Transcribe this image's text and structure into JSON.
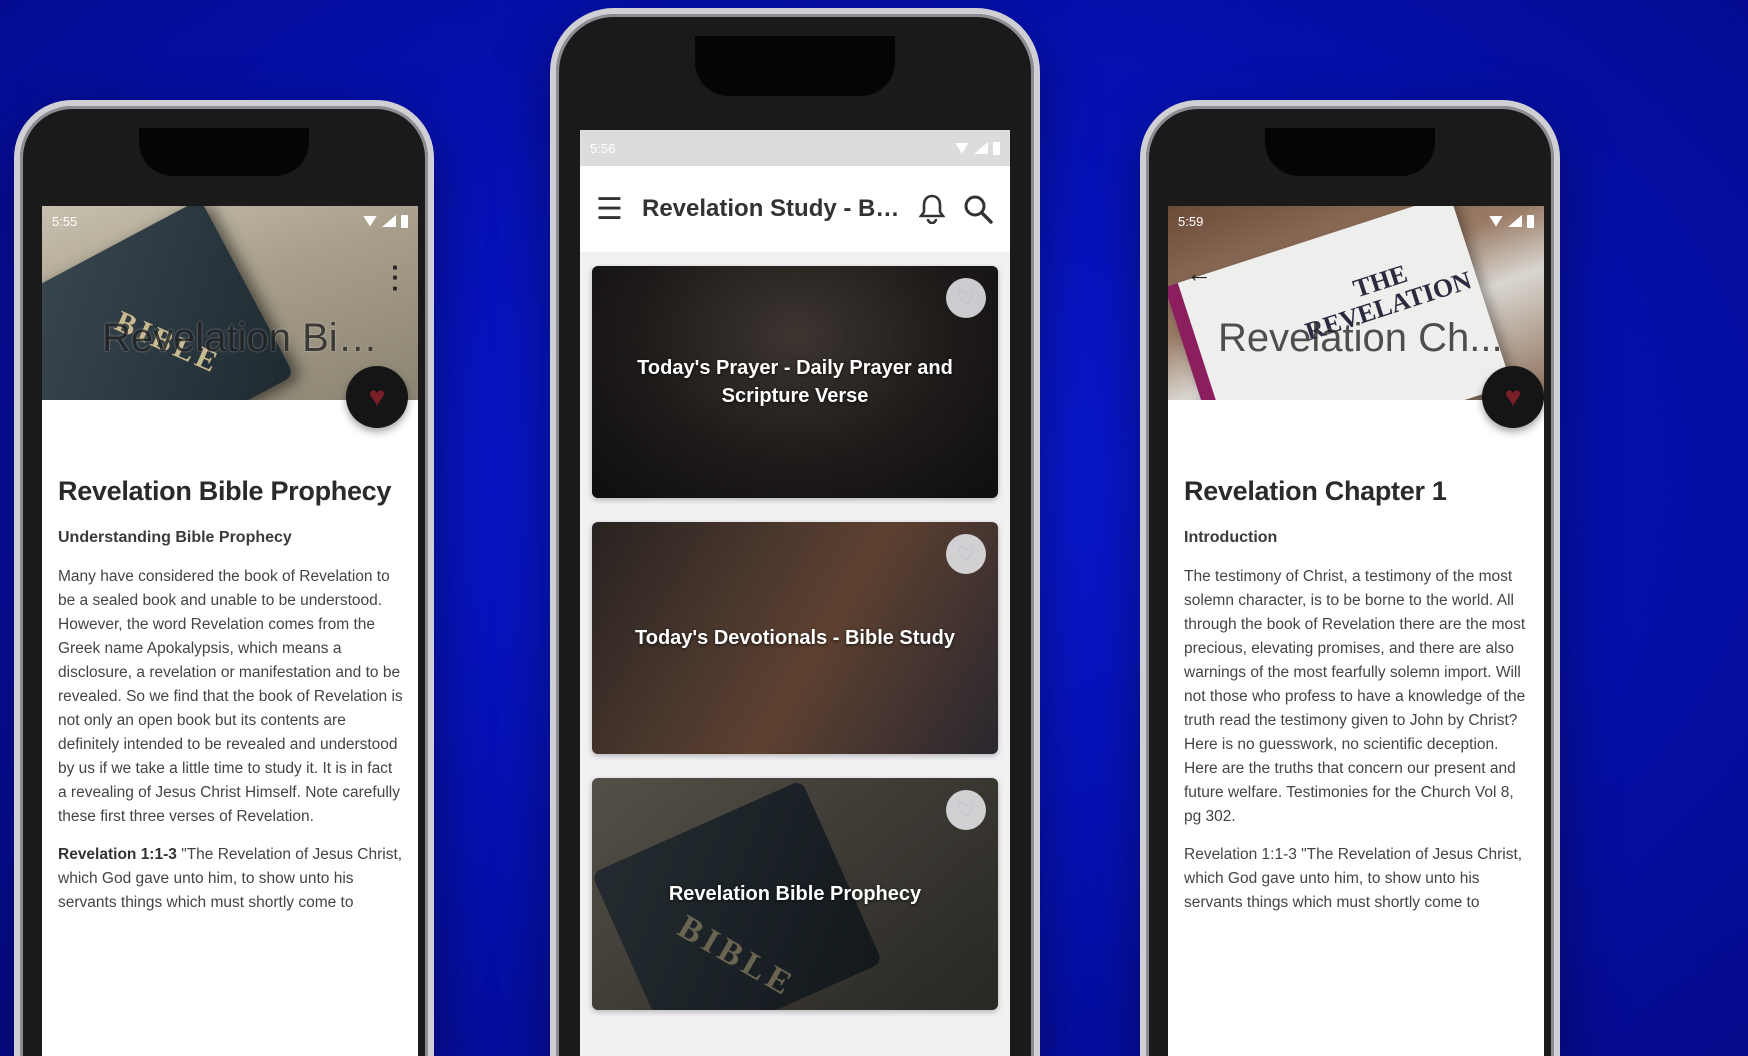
{
  "phones": {
    "left": {
      "status": {
        "time": "5:55"
      },
      "hero": {
        "title": "Revelation Bibl...",
        "book_text": "BIBLE"
      },
      "title": "Revelation Bible Prophecy",
      "subtitle": "Understanding Bible Prophecy",
      "paragraphs": [
        "Many have considered the book of Revelation to be a sealed book and unable to be understood. However, the word Revelation comes from the Greek name Apokalypsis, which means a disclosure, a revelation or manifestation and to be revealed. So we find that the book of Revelation is not only an open book but its contents are definitely intended to be revealed and understood by us if we take a little time to study it. It is in fact a revealing of Jesus Christ Himself. Note carefully these first three verses of Revelation."
      ],
      "verse_ref": "Revelation 1:1-3",
      "verse_text": " \"The Revelation of Jesus Christ, which God gave unto him, to show unto his servants things which must shortly come to"
    },
    "center": {
      "status": {
        "time": "5:56"
      },
      "app_title": "Revelation Study - Bible ...",
      "cards": [
        {
          "title": "Today's Prayer - Daily Prayer and Scripture Verse"
        },
        {
          "title": "Today's Devotionals - Bible Study"
        },
        {
          "title": "Revelation Bible Prophecy",
          "book_text": "BIBLE"
        }
      ]
    },
    "right": {
      "status": {
        "time": "5:59"
      },
      "hero": {
        "title": "Revelation Ch...",
        "book_text": "THE\nREVELATION"
      },
      "title": "Revelation Chapter 1",
      "subtitle": "Introduction",
      "paragraphs": [
        "The testimony of Christ, a testimony of the most solemn character, is to be borne to the world. All through the book of Revelation there are the most precious, elevating promises, and there are also warnings of the most fearfully solemn import. Will not those who profess to have a knowledge of the truth read the testimony given to John by Christ? Here is no guesswork, no scientific deception. Here are the truths that concern our present and future welfare. Testimonies for the Church Vol 8, pg 302."
      ],
      "verse_text": "Revelation 1:1-3 \"The Revelation of Jesus Christ, which God gave unto him, to show unto his servants things which must shortly come to"
    }
  },
  "colors": {
    "background": "#0612b8",
    "fab": "#151515",
    "heart": "#7a1f2a"
  }
}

◆ ◆ ◆ ◆

● **Required task**:
Lines from the records above that hold "subtitle" are the ones to list.

● **Full output**:
      "subtitle": "Understanding Bible Prophecy",
      "subtitle": "Introduction",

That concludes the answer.